◆ TASK DIRECTIONS ◆
Output all lines exactly, with nothing added or dropped.

──────────────────────────────

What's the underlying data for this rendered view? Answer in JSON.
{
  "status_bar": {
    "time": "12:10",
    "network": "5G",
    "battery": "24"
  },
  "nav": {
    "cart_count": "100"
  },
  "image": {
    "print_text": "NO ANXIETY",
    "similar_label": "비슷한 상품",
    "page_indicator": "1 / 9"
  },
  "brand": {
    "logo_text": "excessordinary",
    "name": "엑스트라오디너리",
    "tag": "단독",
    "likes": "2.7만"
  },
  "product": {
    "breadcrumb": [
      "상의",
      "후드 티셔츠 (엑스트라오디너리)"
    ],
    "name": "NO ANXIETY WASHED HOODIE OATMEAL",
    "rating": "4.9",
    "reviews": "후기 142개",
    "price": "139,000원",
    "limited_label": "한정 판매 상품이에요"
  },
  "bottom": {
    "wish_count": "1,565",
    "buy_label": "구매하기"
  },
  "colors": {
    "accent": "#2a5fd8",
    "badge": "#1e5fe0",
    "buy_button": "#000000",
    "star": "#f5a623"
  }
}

──────────────────────────────

◆ RESULT OF THE EXERCISE ◆
What's the underlying data for this rendered view? Answer in JSON.
{
  "status_bar": {
    "time": "12:10",
    "network": "5G",
    "battery": "24"
  },
  "nav": {
    "cart_count": "100"
  },
  "image": {
    "print_text": "NO ANXIETY",
    "similar_label": "비슷한 상품",
    "page_indicator": "1 / 9"
  },
  "brand": {
    "logo_text": "excessordinary",
    "name": "엑스트라오디너리",
    "tag": "단독",
    "likes": "2.7만"
  },
  "product": {
    "breadcrumb": [
      "상의",
      "후드 티셔츠 (엑스트라오디너리)"
    ],
    "name": "NO ANXIETY WASHED HOODIE OATMEAL",
    "rating": "4.9",
    "reviews": "후기 142개",
    "price": "139,000원",
    "limited_label": "한정 판매 상품이에요"
  },
  "bottom": {
    "wish_count": "1,565",
    "buy_label": "구매하기"
  },
  "colors": {
    "accent": "#2a5fd8",
    "badge": "#1e5fe0",
    "buy_button": "#000000",
    "star": "#f5a623"
  }
}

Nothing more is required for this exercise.